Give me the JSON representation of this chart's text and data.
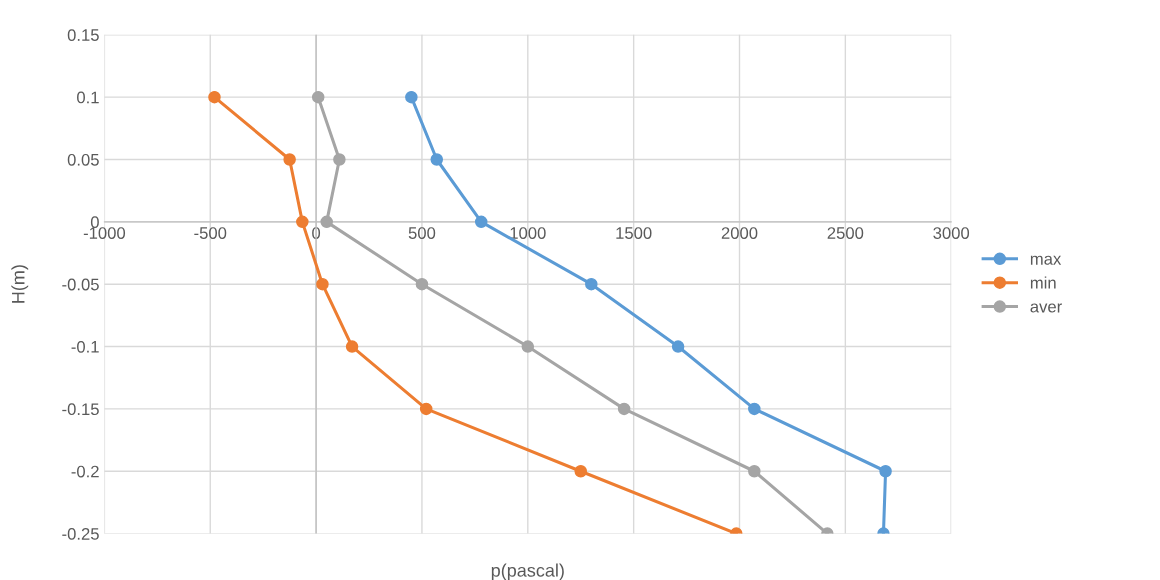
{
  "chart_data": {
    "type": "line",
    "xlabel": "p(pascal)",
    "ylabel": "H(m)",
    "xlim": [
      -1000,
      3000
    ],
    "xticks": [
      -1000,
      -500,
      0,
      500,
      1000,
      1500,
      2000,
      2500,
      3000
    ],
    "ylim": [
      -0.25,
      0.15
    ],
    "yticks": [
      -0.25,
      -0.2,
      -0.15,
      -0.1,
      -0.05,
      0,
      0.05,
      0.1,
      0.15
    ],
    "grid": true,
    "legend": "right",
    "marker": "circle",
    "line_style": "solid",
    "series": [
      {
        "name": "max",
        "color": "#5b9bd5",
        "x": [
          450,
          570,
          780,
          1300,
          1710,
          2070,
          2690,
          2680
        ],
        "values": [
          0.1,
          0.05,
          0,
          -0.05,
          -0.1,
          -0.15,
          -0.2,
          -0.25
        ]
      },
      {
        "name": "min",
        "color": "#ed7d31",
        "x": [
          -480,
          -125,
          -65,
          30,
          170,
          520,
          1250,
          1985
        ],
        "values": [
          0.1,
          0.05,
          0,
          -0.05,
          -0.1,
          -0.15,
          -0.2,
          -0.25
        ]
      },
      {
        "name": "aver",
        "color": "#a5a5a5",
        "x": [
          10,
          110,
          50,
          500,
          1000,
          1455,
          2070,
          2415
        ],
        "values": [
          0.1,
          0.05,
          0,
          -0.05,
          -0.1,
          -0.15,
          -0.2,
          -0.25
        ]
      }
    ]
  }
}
________________
REQUEST - Every line that holds the word "color" should be extracted.

SOLVED EXERCISE -
        "color": "#5b9bd5",
        "color": "#ed7d31",
        "color": "#a5a5a5",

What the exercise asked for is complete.